_Objective_
Scan the data below for the string "that". Show every line where it turns up.

begin

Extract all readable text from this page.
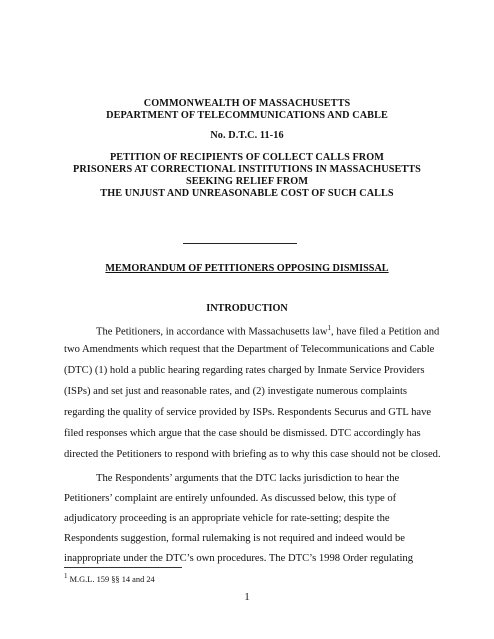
COMMONWEALTH OF MASSACHUSETTS
DEPARTMENT OF TELECOMMUNICATIONS AND CABLE
No. D.T.C. 11-16
PETITION OF RECIPIENTS OF COLLECT CALLS FROM
PRISONERS AT CORRECTIONAL INSTITUTIONS IN MASSACHUSETTS
SEEKING RELIEF FROM
THE UNJUST AND UNREASONABLE COST OF SUCH CALLS
MEMORANDUM OF PETITIONERS OPPOSING DISMISSAL
INTRODUCTION
The Petitioners, in accordance with Massachusetts law$^1$, have filed a Petition and
two Amendments which request that the Department of Telecommunications and Cable
(DTC) (1) hold a public hearing regarding rates charged by Inmate Service Providers
(ISPs) and set just and reasonable rates, and (2) investigate numerous complaints
regarding the quality of service provided by ISPs. Respondents Securus and GTL have
filed responses which argue that the case should be dismissed. DTC accordingly has
directed the Petitioners to respond with briefing as to why this case should not be closed.
$^1$ M.G.L. 159 §§ 14 and 24
1
The Respondents’ arguments that the DTC lacks jurisdiction to hear the
Petitioners’ complaint are entirely unfounded. As discussed below, this type of
adjudicatory proceeding is an appropriate vehicle for rate-setting; despite the
Respondents suggestion, formal rulemaking is not required and indeed would be
inappropriate under the DTC’s own procedures. The DTC’s 1998 Order regulating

end

_Task answer_
two Amendments which request that the Department of Telecommunications and Cable
filed responses which argue that the case should be dismissed. DTC accordingly has
The Respondents’ arguments that the DTC lacks jurisdiction to hear the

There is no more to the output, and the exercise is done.